> **Exercise passage**
------------------------------
What it means when your prescription is compounded.
Mon Élan prescribes both FDA-approved branded medications and 503A-compounded preparations. This disclosure explains the difference, when each applies to your protocol, and the FDA-required disclaimers attached to compounded medications.
Compounded medications dispensed under Section 503A of the Federal Food, Drug, and Cosmetic Act are not FDA-approved. The FDA has not evaluated their safety, efficacy, or quality for the specific clinical indications for which they are prescribed and dispensed. Each compounded preparation is prepared individually for a specific patient pursuant to a prescription from a licensed prescriber.
What this disclosure covers
Some Mon Élan protocols include medications that are compounded — meaning prepared individually for you by a licensed compounding pharmacy under Section 503A of the Federal Food, Drug, and Cosmetic Act, rather than manufactured by a pharmaceutical company and approved by the FDA. This disclosure explains:
- What 503A compounding is and how it differs from FDA-approved manufacturing.
- When Mon Élan prescribes a compounded preparation versus a branded medication.
- Which substances Mon Élan currently includes in compounded protocols, and which we do not.
- Our relationship with our 503A pharmacy partners, and how billing for compounded medication works.
- Your rights to receive a branded FDA-approved alternative when one is available.
The FDA-required disclosure
Federal law requires every patient receiving a compounded medication to be informed that the medication is not FDA-approved. This means:
- The FDA has not evaluated the safety or effectiveness of the compounded preparation specifically. Compounding pharmacies operate under FDA inspection and state-board licensure, but the individual compounded prescription is not registered with FDA.
- The compounded preparation has not gone through FDA's drug approval process, which evaluates manufactured drugs for safety, effectiveness, manufacturing quality, and labeling before they reach patients.
- Quality, potency, and stability of compounded preparations depend on the compounding pharmacy's quality systems. Mon Élan partners only with 503A pharmacies that hold valid state licensure and demonstrate USP <797> / <800> compliance during diligence.
By accepting a compounded medication as part of your Mon Élan protocol, you acknowledge that you have read this disclosure and understand the regulatory status of the compounded preparation.
What 503A compounding is
Section 503A of the Federal Food, Drug, and Cosmetic Act allows licensed pharmacies to prepare individualized medications for specific patients pursuant to a valid prescription from a licensed prescriber. 503A compounding is different from 503B "outsourcing facility" production, which prepares larger batches under FDA registration with stricter manufacturing oversight.
Key 503A constraints
- Compounded for a specific named patient with a valid prescription. Bulk production for "office use" is not permitted under 503A.
- The substance compounded must appear on FDA's "bulk drug substances" list for 503A compounding, or in the United States Pharmacopeia (USP) or National Formulary (NF), or in other FDA-recognized references.
- A compounded preparation may not be "essentially a copy" of a commercially available drug except in narrow, documented clinical-difference circumstances.
- Compounding pharmacies are inspected by state boards of pharmacy and (periodically) by FDA. They are subject to USP <797> (sterile compounding) and USP <800> (hazardous drug handling) standards.
------------------------------
> **Record set**
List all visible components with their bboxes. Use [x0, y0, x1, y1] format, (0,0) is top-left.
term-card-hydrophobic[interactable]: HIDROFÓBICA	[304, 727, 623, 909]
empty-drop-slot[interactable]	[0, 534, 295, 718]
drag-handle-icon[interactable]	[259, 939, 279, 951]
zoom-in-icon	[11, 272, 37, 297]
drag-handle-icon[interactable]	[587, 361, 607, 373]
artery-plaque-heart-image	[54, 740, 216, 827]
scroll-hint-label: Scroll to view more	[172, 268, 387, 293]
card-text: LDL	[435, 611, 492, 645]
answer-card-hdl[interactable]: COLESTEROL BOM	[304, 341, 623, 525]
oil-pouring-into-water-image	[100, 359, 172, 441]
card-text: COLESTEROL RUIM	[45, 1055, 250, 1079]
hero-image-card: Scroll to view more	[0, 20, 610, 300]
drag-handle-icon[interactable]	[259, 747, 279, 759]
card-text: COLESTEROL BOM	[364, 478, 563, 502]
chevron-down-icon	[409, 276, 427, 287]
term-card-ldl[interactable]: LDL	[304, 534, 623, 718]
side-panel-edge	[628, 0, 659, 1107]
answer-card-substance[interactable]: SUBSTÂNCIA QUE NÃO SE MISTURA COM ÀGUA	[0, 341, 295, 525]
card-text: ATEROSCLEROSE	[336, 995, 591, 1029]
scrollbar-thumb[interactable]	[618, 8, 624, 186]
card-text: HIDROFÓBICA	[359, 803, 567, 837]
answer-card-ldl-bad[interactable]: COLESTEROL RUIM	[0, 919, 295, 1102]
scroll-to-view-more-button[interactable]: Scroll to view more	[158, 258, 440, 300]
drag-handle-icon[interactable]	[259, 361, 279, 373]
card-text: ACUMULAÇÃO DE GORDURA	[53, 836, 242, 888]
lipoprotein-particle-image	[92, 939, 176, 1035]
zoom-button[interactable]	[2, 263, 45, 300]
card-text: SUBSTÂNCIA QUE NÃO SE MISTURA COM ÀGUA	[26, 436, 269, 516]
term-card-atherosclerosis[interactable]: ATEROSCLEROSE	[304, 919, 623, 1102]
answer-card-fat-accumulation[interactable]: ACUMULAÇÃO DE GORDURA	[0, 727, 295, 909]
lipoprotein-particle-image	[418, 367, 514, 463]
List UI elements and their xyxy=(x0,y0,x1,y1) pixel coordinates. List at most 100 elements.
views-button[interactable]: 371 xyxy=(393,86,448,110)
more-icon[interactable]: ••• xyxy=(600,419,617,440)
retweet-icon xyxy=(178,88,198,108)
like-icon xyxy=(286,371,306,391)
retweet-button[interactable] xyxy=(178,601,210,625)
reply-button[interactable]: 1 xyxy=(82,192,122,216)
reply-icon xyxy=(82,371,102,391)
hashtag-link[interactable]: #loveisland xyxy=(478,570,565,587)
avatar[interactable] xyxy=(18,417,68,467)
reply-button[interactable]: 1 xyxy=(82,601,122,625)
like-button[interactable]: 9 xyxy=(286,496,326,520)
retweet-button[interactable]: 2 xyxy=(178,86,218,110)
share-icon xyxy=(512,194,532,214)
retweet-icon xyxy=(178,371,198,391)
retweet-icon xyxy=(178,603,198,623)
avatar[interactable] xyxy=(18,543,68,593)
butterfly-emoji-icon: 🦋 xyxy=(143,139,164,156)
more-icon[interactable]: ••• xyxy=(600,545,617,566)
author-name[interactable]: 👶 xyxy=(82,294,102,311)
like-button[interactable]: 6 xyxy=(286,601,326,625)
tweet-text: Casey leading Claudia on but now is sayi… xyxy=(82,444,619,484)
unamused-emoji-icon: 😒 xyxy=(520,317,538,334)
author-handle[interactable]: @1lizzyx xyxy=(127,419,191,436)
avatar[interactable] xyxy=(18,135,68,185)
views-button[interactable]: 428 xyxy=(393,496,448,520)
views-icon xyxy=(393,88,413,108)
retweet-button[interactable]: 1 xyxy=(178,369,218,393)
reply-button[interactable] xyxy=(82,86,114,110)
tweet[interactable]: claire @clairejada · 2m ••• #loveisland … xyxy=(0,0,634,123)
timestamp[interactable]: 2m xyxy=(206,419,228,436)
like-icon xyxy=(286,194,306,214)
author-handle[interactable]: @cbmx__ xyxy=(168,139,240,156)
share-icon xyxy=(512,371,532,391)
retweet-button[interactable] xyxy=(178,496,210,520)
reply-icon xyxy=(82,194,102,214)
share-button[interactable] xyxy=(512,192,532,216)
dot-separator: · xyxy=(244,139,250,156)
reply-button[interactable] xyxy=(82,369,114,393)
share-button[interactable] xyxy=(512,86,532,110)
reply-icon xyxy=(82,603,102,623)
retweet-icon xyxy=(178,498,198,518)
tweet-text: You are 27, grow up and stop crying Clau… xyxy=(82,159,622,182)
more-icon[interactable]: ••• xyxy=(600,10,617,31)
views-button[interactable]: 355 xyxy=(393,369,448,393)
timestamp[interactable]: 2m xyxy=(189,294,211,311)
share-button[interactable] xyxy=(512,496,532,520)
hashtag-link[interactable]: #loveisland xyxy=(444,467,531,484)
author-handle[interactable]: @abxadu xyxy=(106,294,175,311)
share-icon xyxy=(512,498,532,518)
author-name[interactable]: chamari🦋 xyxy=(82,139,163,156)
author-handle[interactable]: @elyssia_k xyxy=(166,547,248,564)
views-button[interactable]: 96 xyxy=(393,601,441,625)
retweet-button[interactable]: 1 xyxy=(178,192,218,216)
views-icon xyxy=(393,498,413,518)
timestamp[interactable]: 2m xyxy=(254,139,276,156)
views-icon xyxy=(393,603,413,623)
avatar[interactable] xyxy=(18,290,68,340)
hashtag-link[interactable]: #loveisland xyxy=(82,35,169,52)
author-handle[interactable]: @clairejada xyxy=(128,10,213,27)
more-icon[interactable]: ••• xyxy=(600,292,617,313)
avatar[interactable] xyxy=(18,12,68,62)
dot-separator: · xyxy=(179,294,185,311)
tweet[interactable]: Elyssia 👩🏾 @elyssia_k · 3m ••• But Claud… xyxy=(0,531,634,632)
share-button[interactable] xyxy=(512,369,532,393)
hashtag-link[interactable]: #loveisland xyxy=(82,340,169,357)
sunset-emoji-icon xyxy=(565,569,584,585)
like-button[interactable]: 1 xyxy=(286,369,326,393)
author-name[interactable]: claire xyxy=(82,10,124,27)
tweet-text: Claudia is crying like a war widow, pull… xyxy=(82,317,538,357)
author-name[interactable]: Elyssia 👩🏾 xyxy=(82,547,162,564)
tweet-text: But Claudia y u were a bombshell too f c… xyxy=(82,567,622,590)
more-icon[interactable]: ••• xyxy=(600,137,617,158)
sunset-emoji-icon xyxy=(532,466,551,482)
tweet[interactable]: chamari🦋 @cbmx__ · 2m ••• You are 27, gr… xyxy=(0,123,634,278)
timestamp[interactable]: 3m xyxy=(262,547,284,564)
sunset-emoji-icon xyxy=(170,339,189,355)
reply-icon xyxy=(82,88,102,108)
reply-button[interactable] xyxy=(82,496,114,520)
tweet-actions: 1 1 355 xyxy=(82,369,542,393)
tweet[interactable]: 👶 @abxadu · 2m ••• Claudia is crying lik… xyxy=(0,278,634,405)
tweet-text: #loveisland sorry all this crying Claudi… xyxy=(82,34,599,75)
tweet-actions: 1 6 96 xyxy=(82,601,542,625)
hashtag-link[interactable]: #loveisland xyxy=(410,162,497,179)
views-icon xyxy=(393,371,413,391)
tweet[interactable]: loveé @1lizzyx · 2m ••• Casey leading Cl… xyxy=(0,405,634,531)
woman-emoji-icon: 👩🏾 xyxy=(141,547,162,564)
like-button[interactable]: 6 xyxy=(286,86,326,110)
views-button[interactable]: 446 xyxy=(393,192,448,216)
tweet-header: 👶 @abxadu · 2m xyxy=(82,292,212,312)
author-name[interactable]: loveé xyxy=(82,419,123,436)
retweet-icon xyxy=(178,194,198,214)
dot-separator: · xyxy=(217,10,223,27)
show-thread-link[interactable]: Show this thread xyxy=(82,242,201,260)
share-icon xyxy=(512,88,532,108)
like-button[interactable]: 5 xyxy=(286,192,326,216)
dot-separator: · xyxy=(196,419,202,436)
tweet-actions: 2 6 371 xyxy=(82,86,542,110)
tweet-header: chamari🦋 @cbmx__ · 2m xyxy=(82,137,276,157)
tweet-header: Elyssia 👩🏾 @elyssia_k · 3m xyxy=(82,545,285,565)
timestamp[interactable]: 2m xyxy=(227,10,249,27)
------------------------------
Reproduce a passage of the compounding disclosure word for word, beginning at the words "- Quality, potency, and" and stopping after the words "compliance during diligence.". Draw only on the compounding disclosure, not on any outside source.

- Quality, potency, and stability of compounded preparations depend on the compounding pharmacy's quality systems. Mon Élan partners only with 503A pharmacies that hold valid state licensure and demonstrate USP <797> / <800> compliance during diligence.